## Problem details
Write out only the lines running from the one that contains "OCR this image." to the end of the material, both ends included.

===== Entries provided

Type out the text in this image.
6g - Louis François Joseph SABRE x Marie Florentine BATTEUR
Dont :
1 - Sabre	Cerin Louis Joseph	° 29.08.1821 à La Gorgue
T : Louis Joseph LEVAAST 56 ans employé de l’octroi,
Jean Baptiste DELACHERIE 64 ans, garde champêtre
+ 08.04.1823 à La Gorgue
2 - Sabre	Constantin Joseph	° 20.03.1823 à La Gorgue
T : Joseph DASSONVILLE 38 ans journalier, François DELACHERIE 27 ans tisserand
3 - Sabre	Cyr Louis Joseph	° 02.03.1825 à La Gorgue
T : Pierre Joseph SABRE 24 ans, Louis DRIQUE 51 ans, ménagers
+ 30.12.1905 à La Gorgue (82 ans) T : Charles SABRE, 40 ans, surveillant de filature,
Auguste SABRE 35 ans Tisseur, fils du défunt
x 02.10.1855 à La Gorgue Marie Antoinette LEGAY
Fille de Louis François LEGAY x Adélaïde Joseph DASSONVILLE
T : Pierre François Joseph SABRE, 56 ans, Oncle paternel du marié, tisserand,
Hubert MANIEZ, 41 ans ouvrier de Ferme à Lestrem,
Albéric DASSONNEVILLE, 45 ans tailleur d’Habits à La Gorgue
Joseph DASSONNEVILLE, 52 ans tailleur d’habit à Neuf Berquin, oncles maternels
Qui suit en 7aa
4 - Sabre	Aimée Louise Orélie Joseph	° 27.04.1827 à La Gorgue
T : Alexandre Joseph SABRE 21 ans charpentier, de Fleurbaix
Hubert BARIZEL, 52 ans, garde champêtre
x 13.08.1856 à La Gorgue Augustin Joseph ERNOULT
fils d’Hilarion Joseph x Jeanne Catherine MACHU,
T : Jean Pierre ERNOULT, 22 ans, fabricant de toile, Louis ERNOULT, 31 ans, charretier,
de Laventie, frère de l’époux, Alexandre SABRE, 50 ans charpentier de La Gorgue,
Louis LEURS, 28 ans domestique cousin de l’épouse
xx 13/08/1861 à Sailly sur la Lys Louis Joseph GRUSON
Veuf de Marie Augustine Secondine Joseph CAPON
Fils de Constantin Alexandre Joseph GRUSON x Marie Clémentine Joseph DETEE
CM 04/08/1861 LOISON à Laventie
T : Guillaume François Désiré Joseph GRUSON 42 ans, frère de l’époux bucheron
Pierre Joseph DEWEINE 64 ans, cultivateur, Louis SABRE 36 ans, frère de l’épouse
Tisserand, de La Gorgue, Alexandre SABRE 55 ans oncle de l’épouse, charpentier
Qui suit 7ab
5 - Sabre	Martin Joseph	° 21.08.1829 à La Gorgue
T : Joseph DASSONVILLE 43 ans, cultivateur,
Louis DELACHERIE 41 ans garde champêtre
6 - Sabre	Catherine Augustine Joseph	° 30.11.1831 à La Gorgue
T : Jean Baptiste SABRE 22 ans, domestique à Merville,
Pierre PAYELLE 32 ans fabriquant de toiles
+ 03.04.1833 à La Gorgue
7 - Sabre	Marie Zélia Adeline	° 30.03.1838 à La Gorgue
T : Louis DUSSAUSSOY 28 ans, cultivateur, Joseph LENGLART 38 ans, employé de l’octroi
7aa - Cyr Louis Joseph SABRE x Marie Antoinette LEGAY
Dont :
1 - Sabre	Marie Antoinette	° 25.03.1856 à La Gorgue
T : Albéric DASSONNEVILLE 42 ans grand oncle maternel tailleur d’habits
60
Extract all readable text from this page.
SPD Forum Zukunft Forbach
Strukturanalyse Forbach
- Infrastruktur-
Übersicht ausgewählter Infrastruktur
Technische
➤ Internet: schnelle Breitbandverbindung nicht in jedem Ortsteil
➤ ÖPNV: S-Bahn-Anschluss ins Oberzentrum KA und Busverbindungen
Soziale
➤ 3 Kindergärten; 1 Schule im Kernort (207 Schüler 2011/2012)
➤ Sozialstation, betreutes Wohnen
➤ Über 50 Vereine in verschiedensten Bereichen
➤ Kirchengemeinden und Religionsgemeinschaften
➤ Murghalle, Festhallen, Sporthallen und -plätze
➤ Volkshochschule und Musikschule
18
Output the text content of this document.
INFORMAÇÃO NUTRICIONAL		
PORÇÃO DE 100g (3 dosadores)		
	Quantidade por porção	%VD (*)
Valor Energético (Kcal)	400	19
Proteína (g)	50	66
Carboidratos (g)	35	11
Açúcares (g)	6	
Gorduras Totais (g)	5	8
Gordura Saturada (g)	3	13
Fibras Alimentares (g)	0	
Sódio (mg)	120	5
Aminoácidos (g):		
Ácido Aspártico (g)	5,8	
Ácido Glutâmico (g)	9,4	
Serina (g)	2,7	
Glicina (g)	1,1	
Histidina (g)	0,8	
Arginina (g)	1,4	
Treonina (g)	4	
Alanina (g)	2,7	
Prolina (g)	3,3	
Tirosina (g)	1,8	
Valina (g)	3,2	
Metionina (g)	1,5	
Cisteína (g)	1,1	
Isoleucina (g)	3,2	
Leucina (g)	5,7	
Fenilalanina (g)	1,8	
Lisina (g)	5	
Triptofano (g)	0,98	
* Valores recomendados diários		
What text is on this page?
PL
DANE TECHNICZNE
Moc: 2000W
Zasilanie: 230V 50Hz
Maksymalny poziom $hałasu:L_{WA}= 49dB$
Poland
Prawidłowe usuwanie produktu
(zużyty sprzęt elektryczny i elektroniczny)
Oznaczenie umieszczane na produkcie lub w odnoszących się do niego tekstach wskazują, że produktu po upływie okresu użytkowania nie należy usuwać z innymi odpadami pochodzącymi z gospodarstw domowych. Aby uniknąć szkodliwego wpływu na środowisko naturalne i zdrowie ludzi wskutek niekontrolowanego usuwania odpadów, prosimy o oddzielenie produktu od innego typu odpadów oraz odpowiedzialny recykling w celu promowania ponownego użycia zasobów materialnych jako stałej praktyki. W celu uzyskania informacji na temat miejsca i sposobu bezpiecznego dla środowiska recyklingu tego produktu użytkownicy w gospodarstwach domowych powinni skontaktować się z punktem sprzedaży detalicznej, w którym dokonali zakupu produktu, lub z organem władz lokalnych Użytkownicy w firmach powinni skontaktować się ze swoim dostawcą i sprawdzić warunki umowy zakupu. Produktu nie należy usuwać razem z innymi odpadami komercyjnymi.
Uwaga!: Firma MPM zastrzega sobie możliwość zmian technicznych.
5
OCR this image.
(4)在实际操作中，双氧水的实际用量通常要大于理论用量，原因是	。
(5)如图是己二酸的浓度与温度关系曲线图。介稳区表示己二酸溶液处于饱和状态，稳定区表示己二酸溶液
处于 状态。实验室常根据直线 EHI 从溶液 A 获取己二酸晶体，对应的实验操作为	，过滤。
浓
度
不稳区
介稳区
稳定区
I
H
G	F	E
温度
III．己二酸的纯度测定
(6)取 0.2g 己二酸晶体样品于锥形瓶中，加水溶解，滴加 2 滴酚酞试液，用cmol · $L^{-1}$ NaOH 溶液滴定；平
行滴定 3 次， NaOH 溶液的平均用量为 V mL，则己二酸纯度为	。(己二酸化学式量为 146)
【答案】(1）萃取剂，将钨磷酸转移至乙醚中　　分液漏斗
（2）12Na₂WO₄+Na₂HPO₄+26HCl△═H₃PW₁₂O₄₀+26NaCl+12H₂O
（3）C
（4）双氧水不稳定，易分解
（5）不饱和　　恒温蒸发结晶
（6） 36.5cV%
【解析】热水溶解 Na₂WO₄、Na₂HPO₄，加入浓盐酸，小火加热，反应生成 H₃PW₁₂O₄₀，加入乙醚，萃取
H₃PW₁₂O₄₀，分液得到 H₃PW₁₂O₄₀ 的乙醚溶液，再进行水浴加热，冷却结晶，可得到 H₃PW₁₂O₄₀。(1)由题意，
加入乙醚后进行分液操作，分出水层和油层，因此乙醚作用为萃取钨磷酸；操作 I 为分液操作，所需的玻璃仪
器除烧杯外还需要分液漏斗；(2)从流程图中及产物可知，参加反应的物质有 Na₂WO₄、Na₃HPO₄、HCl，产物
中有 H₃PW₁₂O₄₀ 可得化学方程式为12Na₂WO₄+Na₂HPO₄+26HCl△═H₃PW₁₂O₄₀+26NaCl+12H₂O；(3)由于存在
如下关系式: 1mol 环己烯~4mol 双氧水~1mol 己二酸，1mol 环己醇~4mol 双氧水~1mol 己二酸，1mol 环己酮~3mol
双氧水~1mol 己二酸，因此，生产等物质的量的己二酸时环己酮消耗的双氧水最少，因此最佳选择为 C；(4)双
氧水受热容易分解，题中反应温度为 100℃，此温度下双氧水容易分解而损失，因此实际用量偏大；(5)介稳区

==========

## Task output
OCR this image.
(4)在实际操作中，双氧水的实际用量通常要大于理论用量，原因是	。
(5)如图是己二酸的浓度与温度关系曲线图。介稳区表示己二酸溶液处于饱和状态，稳定区表示己二酸溶液
处于 状态。实验室常根据直线 EHI 从溶液 A 获取己二酸晶体，对应的实验操作为	，过滤。
浓
度
不稳区
介稳区
稳定区
I
H
G	F	E
温度
III．己二酸的纯度测定
(6)取 0.2g 己二酸晶体样品于锥形瓶中，加水溶解，滴加 2 滴酚酞试液，用cmol · $L^{-1}$ NaOH 溶液滴定；平
行滴定 3 次， NaOH 溶液的平均用量为 V mL，则己二酸纯度为	。(己二酸化学式量为 146)
【答案】(1）萃取剂，将钨磷酸转移至乙醚中　　分液漏斗
（2）12Na₂WO₄+Na₂HPO₄+26HCl△═H₃PW₁₂O₄₀+26NaCl+12H₂O
（3）C
（4）双氧水不稳定，易分解
（5）不饱和　　恒温蒸发结晶
（6） 36.5cV%
【解析】热水溶解 Na₂WO₄、Na₂HPO₄，加入浓盐酸，小火加热，反应生成 H₃PW₁₂O₄₀，加入乙醚，萃取
H₃PW₁₂O₄₀，分液得到 H₃PW₁₂O₄₀ 的乙醚溶液，再进行水浴加热，冷却结晶，可得到 H₃PW₁₂O₄₀。(1)由题意，
加入乙醚后进行分液操作，分出水层和油层，因此乙醚作用为萃取钨磷酸；操作 I 为分液操作，所需的玻璃仪
器除烧杯外还需要分液漏斗；(2)从流程图中及产物可知，参加反应的物质有 Na₂WO₄、Na₃HPO₄、HCl，产物
中有 H₃PW₁₂O₄₀ 可得化学方程式为12Na₂WO₄+Na₂HPO₄+26HCl△═H₃PW₁₂O₄₀+26NaCl+12H₂O；(3)由于存在
如下关系式: 1mol 环己烯~4mol 双氧水~1mol 己二酸，1mol 环己醇~4mol 双氧水~1mol 己二酸，1mol 环己酮~3mol
双氧水~1mol 己二酸，因此，生产等物质的量的己二酸时环己酮消耗的双氧水最少，因此最佳选择为 C；(4)双
氧水受热容易分解，题中反应温度为 100℃，此温度下双氧水容易分解而损失，因此实际用量偏大；(5)介稳区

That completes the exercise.